◆ Task directions:
Collect all lines containing the word "JSON" from the data.

◆ Entries:
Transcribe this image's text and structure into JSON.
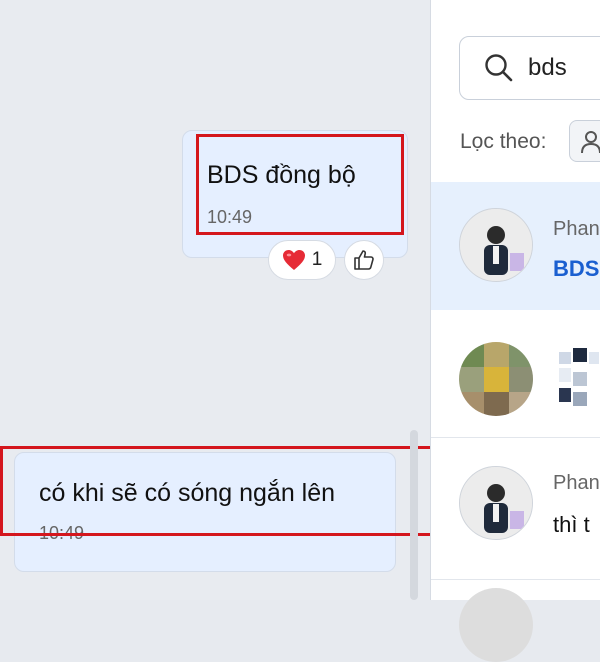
{
  "chat": {
    "messages": [
      {
        "text": "BDS đồng bộ",
        "time": "10:49",
        "reaction": {
          "emoji": "heart",
          "count": "1"
        }
      },
      {
        "text": "có khi sẽ có sóng ngắn lên",
        "time": "10:49"
      }
    ],
    "like_icon": "thumbs-up-icon"
  },
  "sidebar": {
    "search": {
      "value": "bds",
      "icon": "search-icon"
    },
    "filter_label": "Lọc theo:",
    "filter_icon": "person-icon",
    "results": [
      {
        "name": "Phan",
        "snippet": "BDS",
        "active": true
      },
      {
        "name": "",
        "snippet": "",
        "blurred": true
      },
      {
        "name": "Phan",
        "snippet": "thì t"
      },
      {
        "name": "",
        "snippet": ""
      }
    ]
  },
  "colors": {
    "highlight": "#d4161d",
    "bubble": "#e5efff",
    "active_result": "#e6f0fd",
    "link_blue": "#1a5fd0"
  }
}
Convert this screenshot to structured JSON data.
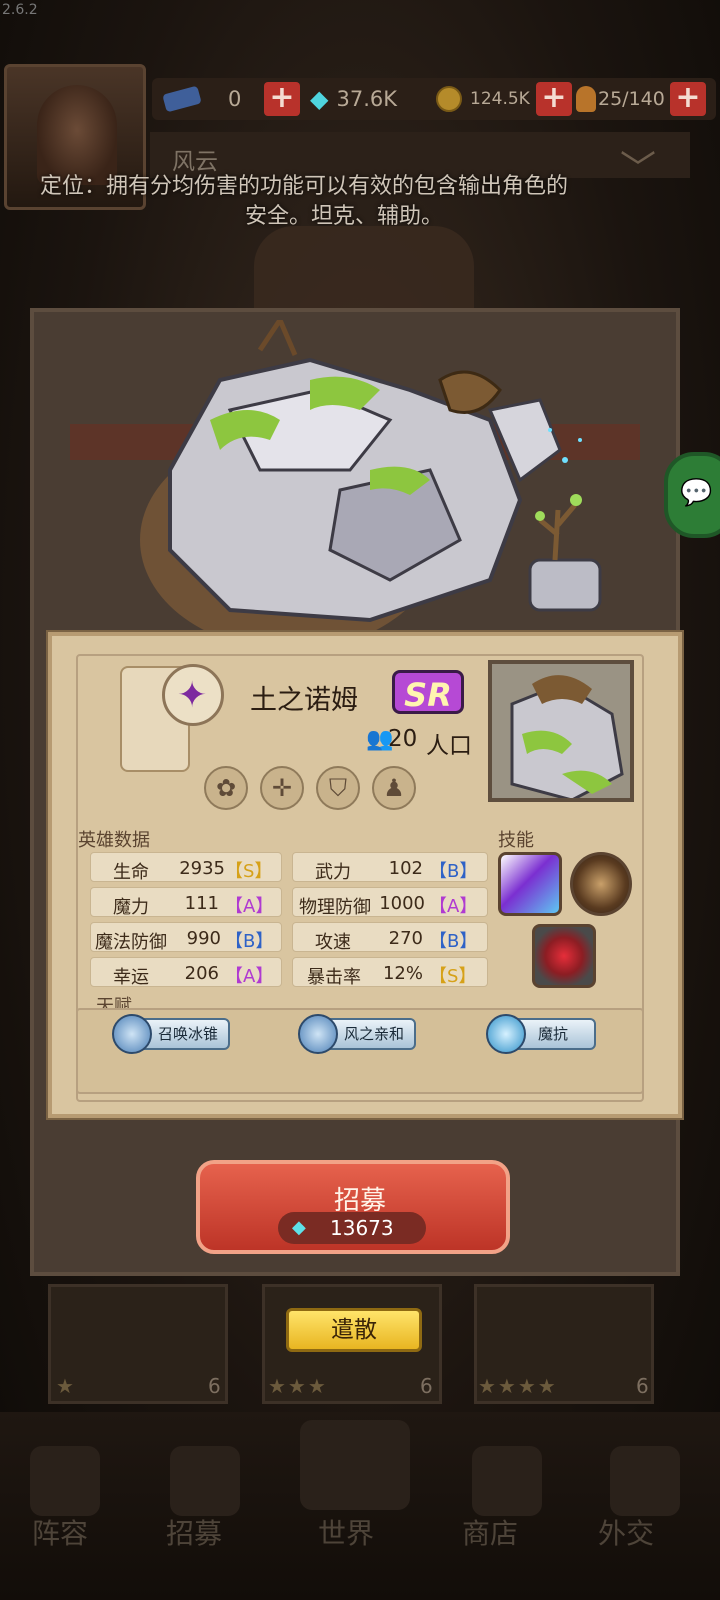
{
  "version": "2.6.2",
  "top_bar": {
    "resources": [
      {
        "icon": "ticket-icon",
        "value": "0"
      },
      {
        "icon": "diamond-icon",
        "value": "37.6K"
      },
      {
        "icon": "gold-coin-icon",
        "value": "124.5K"
      },
      {
        "icon": "meat-icon",
        "value": "25/140"
      }
    ],
    "plus_label": "+"
  },
  "player_name": "风云",
  "role": {
    "line1": "定位：拥有分均伤害的功能可以有效的包含输出角色的",
    "line2": "安全。坦克、辅助。"
  },
  "hero": {
    "name": "土之诺姆",
    "rarity": "SR",
    "population_value": "20",
    "population_unit": "人口",
    "class_icon": "purple-star-gem-icon",
    "traits": [
      "earth-element-icon",
      "crosshair-icon",
      "shield-icon",
      "golem-body-icon"
    ]
  },
  "stats": {
    "title": "英雄数据",
    "rows": [
      {
        "name": "生命",
        "value": "2935",
        "grade": "【S】",
        "grade_class": "S"
      },
      {
        "name": "武力",
        "value": "102",
        "grade": "【B】",
        "grade_class": "B"
      },
      {
        "name": "魔力",
        "value": "111",
        "grade": "【A】",
        "grade_class": "A"
      },
      {
        "name": "物理防御",
        "value": "1000",
        "grade": "【A】",
        "grade_class": "A"
      },
      {
        "name": "魔法防御",
        "value": "990",
        "grade": "【B】",
        "grade_class": "B"
      },
      {
        "name": "攻速",
        "value": "270",
        "grade": "【B】",
        "grade_class": "B"
      },
      {
        "name": "幸运",
        "value": "206",
        "grade": "【A】",
        "grade_class": "A"
      },
      {
        "name": "暴击率",
        "value": "12%",
        "grade": "【S】",
        "grade_class": "S"
      }
    ]
  },
  "skills": {
    "title": "技能",
    "items": [
      "ice-meteor-icon",
      "stone-shield-icon",
      "heart-gear-icon"
    ]
  },
  "talents": {
    "title": "天赋",
    "items": [
      {
        "label": "召唤冰锥",
        "icon": "ice-orb-icon"
      },
      {
        "label": "风之亲和",
        "icon": "wind-orb-icon"
      },
      {
        "label": "魔抗",
        "icon": "magic-shield-icon"
      }
    ]
  },
  "recruit": {
    "label": "招募",
    "cost": "13673"
  },
  "dismiss": {
    "label": "遣散"
  },
  "hero_cards": [
    {
      "stars": "★",
      "cost": "6"
    },
    {
      "stars": "★★★",
      "cost": "6"
    },
    {
      "stars": "★★★★",
      "cost": "6"
    }
  ],
  "bottom_nav": [
    "阵容",
    "招募",
    "世界",
    "商店",
    "外交"
  ]
}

◆ Solution for this problem:
Transcribe this image's text and structure into JSON.
Convert this screenshot to structured JSON data.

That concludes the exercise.